## Exercise details
Here are some records; copy every line that holds the word "What".

== Given data ==

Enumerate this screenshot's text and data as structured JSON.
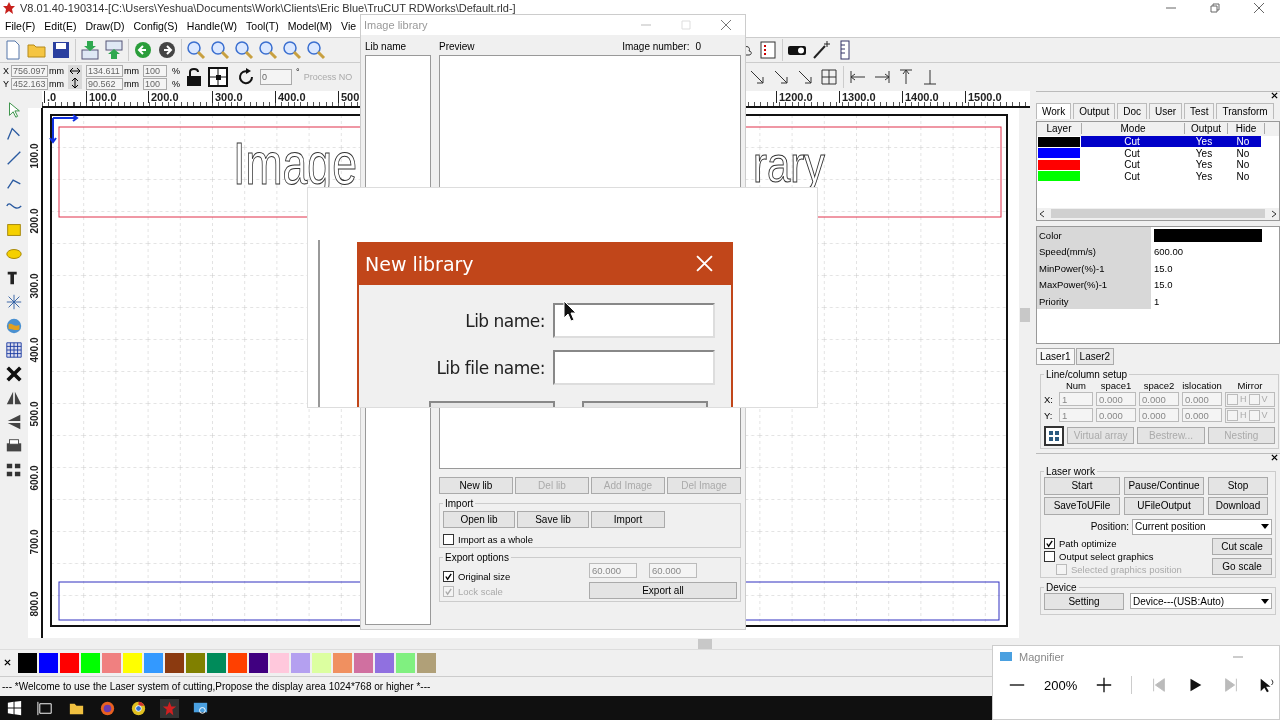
{
  "window": {
    "title": "V8.01.40-190314-[C:\\Users\\Yeshua\\Documents\\Work\\Clients\\Eric Blue\\TruCUT RDWorks\\Default.rld-]"
  },
  "menu": [
    "File(F)",
    "Edit(E)",
    "Draw(D)",
    "Config(S)",
    "Handle(W)",
    "Tool(T)",
    "Model(M)",
    "Vie"
  ],
  "position": {
    "coords": [
      {
        "axis": "X",
        "value": "756.097",
        "unit": "mm"
      },
      {
        "axis": "Y",
        "value": "452.163",
        "unit": "mm"
      }
    ],
    "sizes": [
      {
        "value": "134.611",
        "unit": "mm"
      },
      {
        "value": "90.562",
        "unit": "mm"
      }
    ],
    "scales": [
      {
        "value": "100",
        "unit": "%"
      },
      {
        "value": "100",
        "unit": "%"
      }
    ],
    "rotation": {
      "value": "0",
      "unit": "°"
    },
    "process_label": "Process NO"
  },
  "ruler": {
    "h_labels": [
      ".0",
      "100.0",
      "200.0",
      "300.0",
      "400.0",
      "500",
      "1200.0",
      "1300.0",
      "1400.0",
      "1500.0"
    ],
    "v_labels": [
      "100.0",
      "200.0",
      "300.0",
      "400.0",
      "500.0",
      "600.0",
      "700.0",
      "800.0"
    ]
  },
  "canvas": {
    "texts": [
      "Image",
      "rary"
    ]
  },
  "palette": [
    {
      "color": "#000000"
    },
    {
      "color": "#0000ff"
    },
    {
      "color": "#ff0000"
    },
    {
      "color": "#00ff00"
    },
    {
      "color": "#f08080"
    },
    {
      "color": "#ffff00"
    },
    {
      "color": "#3399ff"
    },
    {
      "color": "#8b3a10"
    },
    {
      "color": "#808000"
    },
    {
      "color": "#008b5a"
    },
    {
      "color": "#ff4000"
    },
    {
      "color": "#400080"
    },
    {
      "color": "#ffc8dc"
    },
    {
      "color": "#b4a0f0"
    },
    {
      "color": "#dcffa0"
    },
    {
      "color": "#f09060"
    },
    {
      "color": "#d070a0"
    },
    {
      "color": "#9070e0"
    },
    {
      "color": "#80f080"
    },
    {
      "color": "#b0a078"
    }
  ],
  "status_bar": "--- *Welcome to use the Laser system of cutting,Propose the display area 1024*768 or higher *---",
  "side_panel": {
    "tabs": [
      {
        "label": "Work",
        "selected": true
      },
      {
        "label": "Output",
        "selected": false
      },
      {
        "label": "Doc",
        "selected": false
      },
      {
        "label": "User",
        "selected": false
      },
      {
        "label": "Test",
        "selected": false
      },
      {
        "label": "Transform",
        "selected": false
      }
    ],
    "layer_table": {
      "columns": [
        "Layer",
        "Mode",
        "Output",
        "Hide"
      ],
      "rows": [
        {
          "color": "#000000",
          "mode": "Cut",
          "output": "Yes",
          "hide": "No",
          "selected": true
        },
        {
          "color": "#0000ff",
          "mode": "Cut",
          "output": "Yes",
          "hide": "No",
          "selected": false
        },
        {
          "color": "#ff0000",
          "mode": "Cut",
          "output": "Yes",
          "hide": "No",
          "selected": false
        },
        {
          "color": "#00ff00",
          "mode": "Cut",
          "output": "Yes",
          "hide": "No",
          "selected": false
        }
      ]
    },
    "properties": [
      {
        "label": "Color",
        "kind": "swatch",
        "color": "#000000"
      },
      {
        "label": "Speed(mm/s)",
        "kind": "text",
        "value": "600.00"
      },
      {
        "label": "MinPower(%)-1",
        "kind": "text",
        "value": "15.0"
      },
      {
        "label": "MaxPower(%)-1",
        "kind": "text",
        "value": "15.0"
      },
      {
        "label": "Priority",
        "kind": "text",
        "value": "1"
      }
    ],
    "laser_tabs": [
      {
        "label": "Laser1",
        "selected": true
      },
      {
        "label": "Laser2",
        "selected": false
      }
    ],
    "array_setup": {
      "title": "Line/column setup",
      "columns": [
        "Num",
        "space1",
        "space2",
        "islocation",
        "Mirror"
      ],
      "rows": [
        {
          "axis": "X:",
          "num": "1",
          "space1": "0.000",
          "space2": "0.000",
          "dislocation": "0.000",
          "mirror": [
            {
              "label": "H",
              "checked": false
            },
            {
              "label": "V",
              "checked": false
            }
          ]
        },
        {
          "axis": "Y:",
          "num": "1",
          "space1": "0.000",
          "space2": "0.000",
          "dislocation": "0.000",
          "mirror": [
            {
              "label": "H",
              "checked": false
            },
            {
              "label": "V",
              "checked": false
            }
          ]
        }
      ],
      "buttons": [
        {
          "label": "Virtual array",
          "disabled": true
        },
        {
          "label": "Bestrew...",
          "disabled": true
        },
        {
          "label": "Nesting",
          "disabled": true
        }
      ]
    }
  },
  "laser_work": {
    "title": "Laser work",
    "buttons": [
      "Start",
      "Pause/Continue",
      "Stop",
      "SaveToUFile",
      "UFileOutput",
      "Download"
    ],
    "position_label": "Position:",
    "position_value": "Current position",
    "options": [
      {
        "label": "Path optimize",
        "checked": true,
        "disabled": false
      },
      {
        "label": "Output select graphics",
        "checked": false,
        "disabled": false
      },
      {
        "label": "Selected graphics position",
        "checked": false,
        "disabled": true
      }
    ],
    "scale_buttons": [
      "Cut scale",
      "Go scale"
    ]
  },
  "device": {
    "title": "Device",
    "button": "Setting",
    "value": "Device---(USB:Auto)"
  },
  "image_library": {
    "title": "Image library",
    "lib_label": "Lib name",
    "preview_label": "Preview",
    "count_label": "Image number:",
    "count": "0",
    "buttons": [
      {
        "label": "New lib",
        "disabled": false
      },
      {
        "label": "Del lib",
        "disabled": true
      },
      {
        "label": "Add Image",
        "disabled": true
      },
      {
        "label": "Del Image",
        "disabled": true
      }
    ],
    "import": {
      "title": "Import",
      "buttons": [
        "Open lib",
        "Save lib",
        "Import"
      ],
      "whole": {
        "label": "Import as a whole",
        "checked": false
      }
    },
    "export": {
      "title": "Export options",
      "options": [
        {
          "label": "Original size",
          "checked": true,
          "disabled": false
        },
        {
          "label": "Lock scale",
          "checked": true,
          "disabled": true
        }
      ],
      "fields": [
        "60.000",
        "60.000"
      ],
      "button": "Export all"
    }
  },
  "new_library": {
    "title": "New library",
    "fields": [
      {
        "label": "Lib name:"
      },
      {
        "label": "Lib file name:"
      }
    ]
  },
  "magnifier": {
    "title": "Magnifier",
    "zoom": "200%"
  }
}
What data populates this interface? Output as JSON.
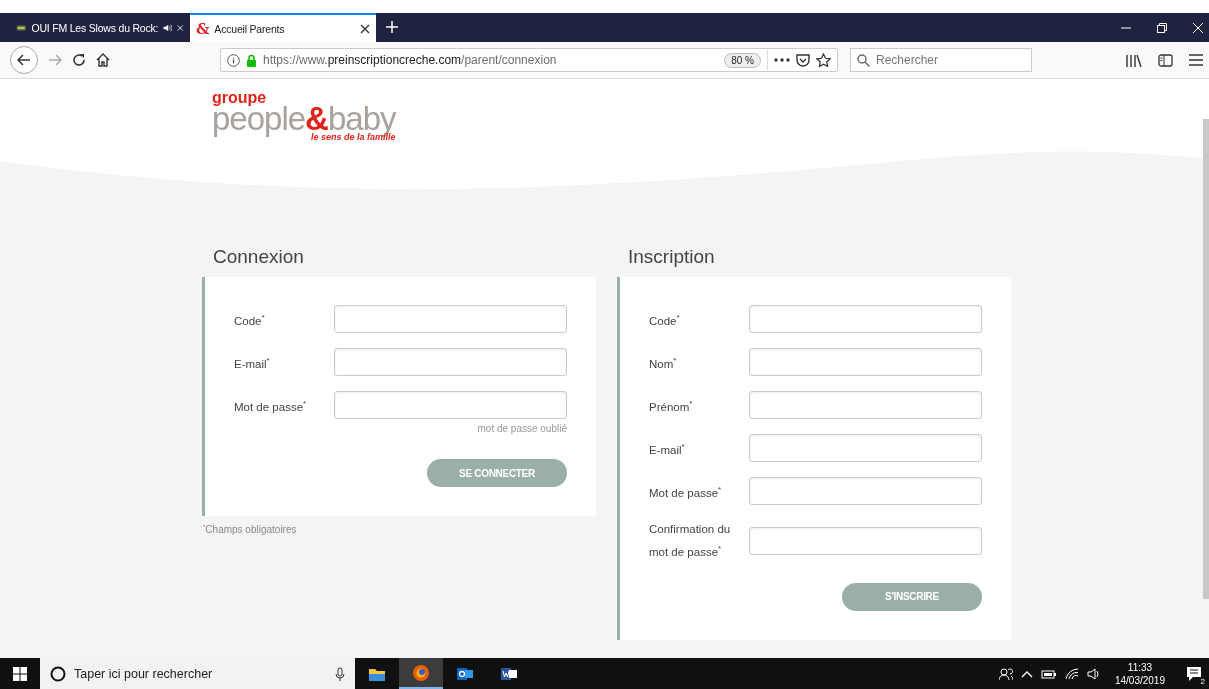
{
  "browser": {
    "tabs": [
      {
        "title": "OUI FM Les Slows du Rock:",
        "selected": false,
        "audio": true,
        "kind": "radio"
      },
      {
        "title": "Accueil Parents",
        "selected": true,
        "audio": false,
        "kind": "ampersand",
        "icon_text": "&"
      }
    ],
    "url": {
      "prefix": "https://www.",
      "domain": "preinscriptioncreche.com",
      "path": "/parent/connexion"
    },
    "zoom": "80 %",
    "search": {
      "placeholder": "Rechercher"
    }
  },
  "logo": {
    "top": "groupe",
    "left": "people",
    "mark": "&",
    "right": "baby",
    "tagline": "le sens de la famille"
  },
  "connexion": {
    "title": "Connexion",
    "fields": [
      {
        "label": "Code$^{*}$"
      },
      {
        "label": "E-mail$^{*}$"
      },
      {
        "label": "Mot de passe$^{*}$"
      }
    ],
    "forgot_link": "mot de passe oublié",
    "button": "SE CONNECTER"
  },
  "required_note": "$^{*}$Champs obligatoires",
  "inscription": {
    "title": "Inscription",
    "fields": [
      {
        "label": "Code$^{*}$"
      },
      {
        "label": "Nom$^{*}$"
      },
      {
        "label": "Prénom$^{*}$"
      },
      {
        "label": "E-mail$^{*}$"
      },
      {
        "label": "Mot de passe$^{*}$"
      },
      {
        "label": "Confirmation du mot de passe$^{*}$"
      }
    ],
    "button": "S'INSCRIRE"
  },
  "taskbar": {
    "search_placeholder": "Taper ici pour rechercher",
    "apps": [
      {
        "kind": "folder",
        "active": false
      },
      {
        "kind": "firefox",
        "active": true
      },
      {
        "kind": "outlook",
        "active": false
      },
      {
        "kind": "word",
        "active": false
      }
    ],
    "time": "11:33",
    "date": "14/03/2019",
    "notifications": "2"
  }
}
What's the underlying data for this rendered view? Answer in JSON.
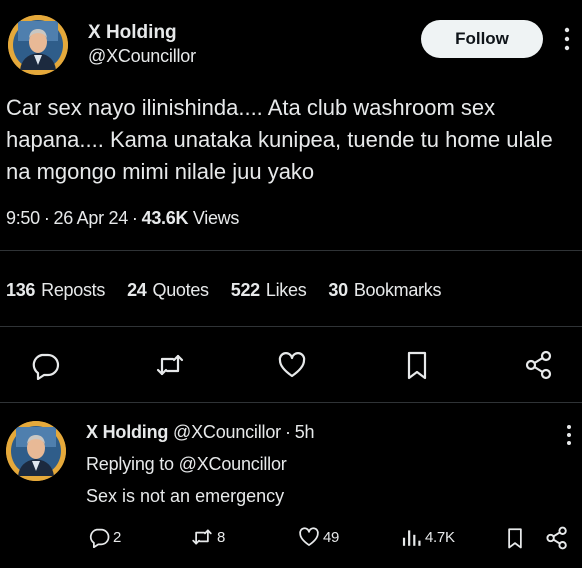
{
  "tweet": {
    "author_name": "X Holding",
    "author_handle": "@XCouncillor",
    "follow_label": "Follow",
    "text": "Car sex nayo ilinishinda.... Ata club washroom sex hapana.... Kama unataka kunipea, tuende tu home ulale na mgongo mimi nilale juu yako",
    "time": "9:50",
    "date": "26 Apr 24",
    "views_count": "43.6K",
    "views_label": "Views",
    "separator": "·",
    "stats": [
      {
        "count": "136",
        "label": "Reposts"
      },
      {
        "count": "24",
        "label": "Quotes"
      },
      {
        "count": "522",
        "label": "Likes"
      },
      {
        "count": "30",
        "label": "Bookmarks"
      }
    ],
    "actions": [
      "reply-icon",
      "repost-icon",
      "like-icon",
      "bookmark-icon",
      "share-icon"
    ]
  },
  "reply": {
    "author_name": "X Holding",
    "author_handle": "@XCouncillor",
    "age": "5h",
    "separator": "·",
    "replying_to": "Replying to @XCouncillor",
    "text": "Sex is not an emergency",
    "counts": {
      "replies": "2",
      "reposts": "8",
      "likes": "49",
      "views": "4.7K"
    }
  },
  "colors": {
    "background": "#000000",
    "text": "#e7e9ea",
    "divider": "#2f3336",
    "follow_button_bg": "#eff3f4",
    "avatar_ring": "#e5a93b"
  }
}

===

## Result for this task
What data populates this interface? Output as JSON.
What's the underlying data for this rendered view? Answer in JSON.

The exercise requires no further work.